▸ **Your task**
Rewrite the stretch from "We do not get" through "if so, why?" in the forum thread on fair-weather motorcycle riding, swapping "cold weather" for "chilly weather".

▸ **Text excerpt**
I, on the other hand, ride my bike all year round regardless if it is cold or pouring with rain and just shake my head at these limp-wristed part-time riders and constantly question their commitment to motorcycling in general.
We do not get months of snow over here that would make it physically impossible to ride so my question is only relative to cold weather and rain.
Are you a fair weather rider and if so, why?
Posted: Sat Nov 11, 2006 7:50 pm
Ask me at the end of the winter...
I plan on riding through the winter, and don't consider myself a fair weather rider, but I don't see any problem with those who are. If riding is supposed to be enjoyable, why ride if the weather is keeping you from having fun?
The only thing that will keep me from riding(for now) is heavy rain or ice. Luckily, we don't get much of that here(TX).
Posted: Sat Nov 11, 2006 7:56 pm
I'm not necessarily a fair weather rider, but there are certain conditions that will make me use my car.
Right now the roads are particularly bad dues to the combination of extreme rain and autumn leaves. The roads are very slick.
I don't mind if it's plain old rain or a bit cold.
Posted: Sat Nov 11, 2006 7:59 pm
I have ridden year round here in NE Ohio since I started riding 22 years ago at age 52. Usually like it above 20F, but have been out when colder. Don't ride if streets are slippery with ice or snow, wait a bit till they spread the salt and then go rust collecting.

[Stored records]
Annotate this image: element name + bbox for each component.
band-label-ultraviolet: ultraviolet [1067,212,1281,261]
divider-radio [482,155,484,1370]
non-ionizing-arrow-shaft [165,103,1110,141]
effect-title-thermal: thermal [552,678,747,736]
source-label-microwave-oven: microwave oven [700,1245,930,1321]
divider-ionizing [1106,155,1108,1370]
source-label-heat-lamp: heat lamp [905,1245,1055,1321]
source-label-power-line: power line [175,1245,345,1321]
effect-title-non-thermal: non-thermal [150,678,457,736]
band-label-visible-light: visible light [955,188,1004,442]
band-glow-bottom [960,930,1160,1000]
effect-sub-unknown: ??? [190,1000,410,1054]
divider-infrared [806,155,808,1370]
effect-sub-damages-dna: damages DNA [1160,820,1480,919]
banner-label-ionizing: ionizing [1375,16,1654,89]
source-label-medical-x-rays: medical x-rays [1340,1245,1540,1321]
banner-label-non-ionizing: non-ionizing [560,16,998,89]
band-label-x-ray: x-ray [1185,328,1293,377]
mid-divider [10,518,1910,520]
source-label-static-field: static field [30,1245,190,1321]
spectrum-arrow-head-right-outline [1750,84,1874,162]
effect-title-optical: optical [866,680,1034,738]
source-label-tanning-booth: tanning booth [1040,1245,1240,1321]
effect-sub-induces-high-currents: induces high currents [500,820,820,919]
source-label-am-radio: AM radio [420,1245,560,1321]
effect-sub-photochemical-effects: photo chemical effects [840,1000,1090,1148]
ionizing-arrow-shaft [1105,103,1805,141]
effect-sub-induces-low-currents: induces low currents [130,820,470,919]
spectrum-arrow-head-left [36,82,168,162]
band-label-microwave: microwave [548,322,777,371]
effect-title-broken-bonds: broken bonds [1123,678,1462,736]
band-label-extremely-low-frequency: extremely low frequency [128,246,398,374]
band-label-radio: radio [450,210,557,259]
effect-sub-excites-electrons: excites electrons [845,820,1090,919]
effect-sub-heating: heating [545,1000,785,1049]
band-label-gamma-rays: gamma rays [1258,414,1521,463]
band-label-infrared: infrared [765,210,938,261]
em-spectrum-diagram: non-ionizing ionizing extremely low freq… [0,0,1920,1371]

▸ **Result of the task**
We do not get months of snow over here that would make it physically impossible to ride so my question is only relative to chilly weather and rain.
Are you a fair weather rider and if so, why?